- Problem to work on:
Provide only the number of lines where "text" occurs.

- Data records:
####

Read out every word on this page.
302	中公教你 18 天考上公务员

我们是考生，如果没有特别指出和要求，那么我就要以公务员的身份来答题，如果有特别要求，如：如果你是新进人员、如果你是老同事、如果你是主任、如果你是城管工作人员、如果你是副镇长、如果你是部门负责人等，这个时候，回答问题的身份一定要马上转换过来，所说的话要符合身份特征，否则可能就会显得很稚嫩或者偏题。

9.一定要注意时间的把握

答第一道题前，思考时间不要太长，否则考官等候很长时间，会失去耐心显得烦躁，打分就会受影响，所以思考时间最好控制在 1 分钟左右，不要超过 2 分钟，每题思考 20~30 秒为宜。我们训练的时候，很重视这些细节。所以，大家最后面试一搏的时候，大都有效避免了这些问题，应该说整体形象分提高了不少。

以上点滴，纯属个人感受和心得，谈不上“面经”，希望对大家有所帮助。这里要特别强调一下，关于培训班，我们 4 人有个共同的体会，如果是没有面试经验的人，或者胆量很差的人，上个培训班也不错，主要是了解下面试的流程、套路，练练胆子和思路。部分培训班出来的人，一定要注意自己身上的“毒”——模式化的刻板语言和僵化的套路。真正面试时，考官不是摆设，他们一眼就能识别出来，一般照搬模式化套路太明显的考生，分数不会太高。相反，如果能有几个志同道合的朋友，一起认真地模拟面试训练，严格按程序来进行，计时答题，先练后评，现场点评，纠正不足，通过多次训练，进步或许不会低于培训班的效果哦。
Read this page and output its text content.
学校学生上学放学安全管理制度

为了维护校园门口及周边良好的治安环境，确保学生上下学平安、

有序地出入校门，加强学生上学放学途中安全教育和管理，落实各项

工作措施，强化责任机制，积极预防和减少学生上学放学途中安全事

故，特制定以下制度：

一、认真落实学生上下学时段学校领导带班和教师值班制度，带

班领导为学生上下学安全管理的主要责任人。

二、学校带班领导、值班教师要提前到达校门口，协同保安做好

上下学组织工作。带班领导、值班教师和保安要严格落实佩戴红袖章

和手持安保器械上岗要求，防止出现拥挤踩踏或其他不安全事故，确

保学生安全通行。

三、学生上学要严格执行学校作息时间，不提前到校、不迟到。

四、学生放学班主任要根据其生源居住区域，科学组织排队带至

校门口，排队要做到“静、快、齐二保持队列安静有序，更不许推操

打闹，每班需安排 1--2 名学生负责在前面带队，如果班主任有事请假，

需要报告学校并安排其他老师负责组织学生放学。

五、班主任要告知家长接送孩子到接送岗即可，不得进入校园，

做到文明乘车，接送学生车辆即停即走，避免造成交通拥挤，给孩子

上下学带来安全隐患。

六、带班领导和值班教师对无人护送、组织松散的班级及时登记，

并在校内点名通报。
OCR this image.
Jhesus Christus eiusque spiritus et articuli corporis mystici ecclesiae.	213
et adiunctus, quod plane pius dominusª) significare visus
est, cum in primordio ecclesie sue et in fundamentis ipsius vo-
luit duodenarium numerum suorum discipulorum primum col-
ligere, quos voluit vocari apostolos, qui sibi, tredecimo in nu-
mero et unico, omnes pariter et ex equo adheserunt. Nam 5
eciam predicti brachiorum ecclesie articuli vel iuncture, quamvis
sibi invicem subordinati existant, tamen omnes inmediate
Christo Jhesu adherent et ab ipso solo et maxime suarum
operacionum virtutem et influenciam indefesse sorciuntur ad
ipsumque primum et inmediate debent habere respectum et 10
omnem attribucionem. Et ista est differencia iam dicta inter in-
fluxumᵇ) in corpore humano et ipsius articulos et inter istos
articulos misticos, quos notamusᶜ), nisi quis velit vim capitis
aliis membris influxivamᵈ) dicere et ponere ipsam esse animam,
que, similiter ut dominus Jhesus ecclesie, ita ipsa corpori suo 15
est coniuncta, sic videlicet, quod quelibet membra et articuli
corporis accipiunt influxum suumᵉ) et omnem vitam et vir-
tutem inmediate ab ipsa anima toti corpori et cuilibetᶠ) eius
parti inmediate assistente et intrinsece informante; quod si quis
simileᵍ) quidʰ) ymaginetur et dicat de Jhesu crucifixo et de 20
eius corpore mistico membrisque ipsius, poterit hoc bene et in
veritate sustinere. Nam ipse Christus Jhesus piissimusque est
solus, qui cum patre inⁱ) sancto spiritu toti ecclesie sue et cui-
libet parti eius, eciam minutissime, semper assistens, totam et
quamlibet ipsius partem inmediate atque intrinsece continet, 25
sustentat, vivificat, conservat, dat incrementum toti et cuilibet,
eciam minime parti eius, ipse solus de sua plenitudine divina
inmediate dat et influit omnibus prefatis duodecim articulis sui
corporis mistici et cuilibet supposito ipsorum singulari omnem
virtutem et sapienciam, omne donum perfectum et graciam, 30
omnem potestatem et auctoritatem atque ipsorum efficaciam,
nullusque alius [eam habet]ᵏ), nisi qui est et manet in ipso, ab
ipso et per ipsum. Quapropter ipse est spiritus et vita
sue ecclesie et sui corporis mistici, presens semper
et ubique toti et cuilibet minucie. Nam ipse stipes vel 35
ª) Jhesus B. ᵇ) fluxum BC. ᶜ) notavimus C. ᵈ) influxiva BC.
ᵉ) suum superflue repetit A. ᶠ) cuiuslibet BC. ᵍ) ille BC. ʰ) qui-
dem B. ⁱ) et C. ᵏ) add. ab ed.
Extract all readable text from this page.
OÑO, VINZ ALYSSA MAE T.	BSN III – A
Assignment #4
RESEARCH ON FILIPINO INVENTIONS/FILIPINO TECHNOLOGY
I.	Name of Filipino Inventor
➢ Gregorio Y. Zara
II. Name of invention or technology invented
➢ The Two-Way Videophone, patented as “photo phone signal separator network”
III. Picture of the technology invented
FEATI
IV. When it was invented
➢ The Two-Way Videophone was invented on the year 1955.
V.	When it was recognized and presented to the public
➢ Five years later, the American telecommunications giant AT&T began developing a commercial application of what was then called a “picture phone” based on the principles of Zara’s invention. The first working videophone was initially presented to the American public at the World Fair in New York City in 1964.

####

- Worked solution:
2